GEGEVEN OPDRACHT A ▸
Beantwoord over de tekst over het normenkader deze vragen:
(i) In welke maand en welk jaar stelde het ministerie van Financiën het normenkader op?
(ii) Welke eenheden zorgen voor de monitoring in de tweede lijn?
(iii) Aan welke benchmark neemt UWV jaarlijks deel?

TEKST OM TE LEZEN ▸
═══

Het ministerie van Financiën heeft in november 2013 een normenkader opgesteld waaraan semipublieke instellingen moeten voldoen met betrekking tot financieel beheer, verantwoording en (intern) toezicht. De normen gaan bijvoorbeeld over de inrichting van risicomanagement, de toekomstgerichte signalerende rol van de accountant, de inrichting van governance en de meerjarenbegrotingen. Naar aanleiding van dit normenkader hebben we de inrichting en werking van ons managementsysteem geanalyseerd en zijn we nagegaan in hoeverre er afwijkingen bestaan met het normenkader. Conclusie is dat UWV op vrijwel alle elementen voldoet aan het normenkader. De punten waarop we afwijken zijn reeds opgepakt.
Het managementsysteem van UWV is ingericht via de ‘three lines of defense’: de uitvoering door de lijn (eerste lijn), de monitoring via de eenheden Businesscontrol en Kwaliteit (tweede lijn) en de auditing door de Accountantsdienst (derde lijn). De jaarlijkse ISO‑audit, de externe accountant, het audit committee en incidenteel de Algemene Rekenkamer zorgen voor externe ogen. Verder spiegelt UWV zich jaarlijks aan vergelijkbare overheidsorganisaties door deel te nemen aan de Rijksbrede Benchmark.

═══

GEGEVENS OPDRACHT ▸
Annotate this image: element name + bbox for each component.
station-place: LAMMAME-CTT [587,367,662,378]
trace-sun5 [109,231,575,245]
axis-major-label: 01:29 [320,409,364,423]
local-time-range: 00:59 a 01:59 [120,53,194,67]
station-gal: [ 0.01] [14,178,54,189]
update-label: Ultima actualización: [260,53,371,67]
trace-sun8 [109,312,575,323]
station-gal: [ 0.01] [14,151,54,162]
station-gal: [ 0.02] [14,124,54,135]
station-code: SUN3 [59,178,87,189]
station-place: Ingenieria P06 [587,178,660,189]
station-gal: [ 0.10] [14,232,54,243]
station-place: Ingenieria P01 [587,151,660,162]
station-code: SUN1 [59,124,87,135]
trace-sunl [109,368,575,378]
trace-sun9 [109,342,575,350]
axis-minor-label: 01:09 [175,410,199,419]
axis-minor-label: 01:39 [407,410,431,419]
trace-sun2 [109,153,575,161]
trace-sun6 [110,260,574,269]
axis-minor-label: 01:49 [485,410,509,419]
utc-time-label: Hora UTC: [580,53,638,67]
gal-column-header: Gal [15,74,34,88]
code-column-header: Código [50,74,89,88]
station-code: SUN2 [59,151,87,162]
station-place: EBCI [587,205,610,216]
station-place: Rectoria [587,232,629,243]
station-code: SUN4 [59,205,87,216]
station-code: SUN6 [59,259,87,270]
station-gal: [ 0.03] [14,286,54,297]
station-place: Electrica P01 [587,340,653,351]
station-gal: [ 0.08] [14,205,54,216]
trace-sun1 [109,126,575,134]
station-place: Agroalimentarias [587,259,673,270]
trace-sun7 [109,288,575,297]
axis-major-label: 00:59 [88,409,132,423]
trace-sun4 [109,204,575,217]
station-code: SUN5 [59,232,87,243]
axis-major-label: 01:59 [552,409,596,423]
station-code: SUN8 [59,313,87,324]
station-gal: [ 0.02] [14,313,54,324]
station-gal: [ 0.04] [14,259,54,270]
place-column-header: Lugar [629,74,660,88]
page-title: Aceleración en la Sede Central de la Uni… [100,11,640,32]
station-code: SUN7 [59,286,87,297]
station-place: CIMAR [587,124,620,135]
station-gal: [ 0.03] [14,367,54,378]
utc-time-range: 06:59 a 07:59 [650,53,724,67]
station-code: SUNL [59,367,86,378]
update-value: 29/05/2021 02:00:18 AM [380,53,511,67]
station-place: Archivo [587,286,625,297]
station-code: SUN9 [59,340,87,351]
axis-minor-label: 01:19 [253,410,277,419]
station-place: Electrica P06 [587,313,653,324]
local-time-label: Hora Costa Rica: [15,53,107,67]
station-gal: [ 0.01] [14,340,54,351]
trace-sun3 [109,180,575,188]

═══

GEGEVEN OPDRACHT B ▸
Vervang in de records, vanaf de eerste regel tot en met de regel met "local-time-label: Hora Costa", "station-place" overal door "station-location". Laat de rest ongewijzigd en geef alleen die regels.

ANTWOORD OPDRACHT A ▸
(i) In november 2013.
(ii) De eenheden Businesscontrol en Kwaliteit.
(iii) De Rijksbrede Benchmark.

ANTWOORD OPDRACHT B ▸
Annotate this image: element name + bbox for each component.
station-location: LAMMAME-CTT [587,367,662,378]
trace-sun5 [109,231,575,245]
axis-major-label: 01:29 [320,409,364,423]
local-time-range: 00:59 a 01:59 [120,53,194,67]
station-gal: [ 0.01] [14,178,54,189]
update-label: Ultima actualización: [260,53,371,67]
trace-sun8 [109,312,575,323]
station-gal: [ 0.01] [14,151,54,162]
station-gal: [ 0.02] [14,124,54,135]
station-code: SUN3 [59,178,87,189]
station-location: Ingenieria P06 [587,178,660,189]
station-gal: [ 0.10] [14,232,54,243]
station-location: Ingenieria P01 [587,151,660,162]
station-code: SUN1 [59,124,87,135]
trace-sunl [109,368,575,378]
trace-sun9 [109,342,575,350]
axis-minor-label: 01:09 [175,410,199,419]
axis-minor-label: 01:39 [407,410,431,419]
trace-sun2 [109,153,575,161]
trace-sun6 [110,260,574,269]
axis-minor-label: 01:49 [485,410,509,419]
utc-time-label: Hora UTC: [580,53,638,67]
gal-column-header: Gal [15,74,34,88]
code-column-header: Código [50,74,89,88]
station-code: SUN2 [59,151,87,162]
station-location: EBCI [587,205,610,216]
station-location: Rectoria [587,232,629,243]
station-code: SUN4 [59,205,87,216]
station-code: SUN6 [59,259,87,270]
station-gal: [ 0.03] [14,286,54,297]
station-location: Electrica P01 [587,340,653,351]
station-gal: [ 0.08] [14,205,54,216]
trace-sun1 [109,126,575,134]
station-location: Agroalimentarias [587,259,673,270]
trace-sun7 [109,288,575,297]
axis-major-label: 00:59 [88,409,132,423]
trace-sun4 [109,204,575,217]
station-code: SUN5 [59,232,87,243]
axis-major-label: 01:59 [552,409,596,423]
station-code: SUN8 [59,313,87,324]
station-gal: [ 0.02] [14,313,54,324]
station-gal: [ 0.04] [14,259,54,270]
place-column-header: Lugar [629,74,660,88]
page-title: Aceleración en la Sede Central de la Uni… [100,11,640,32]
station-code: SUN7 [59,286,87,297]
station-location: CIMAR [587,124,620,135]
station-gal: [ 0.03] [14,367,54,378]
utc-time-range: 06:59 a 07:59 [650,53,724,67]
station-code: SUNL [59,367,86,378]
update-value: 29/05/2021 02:00:18 AM [380,53,511,67]
station-location: Archivo [587,286,625,297]
station-code: SUN9 [59,340,87,351]
axis-minor-label: 01:19 [253,410,277,419]
station-location: Electrica P06 [587,313,653,324]
local-time-label: Hora Costa Rica: [15,53,107,67]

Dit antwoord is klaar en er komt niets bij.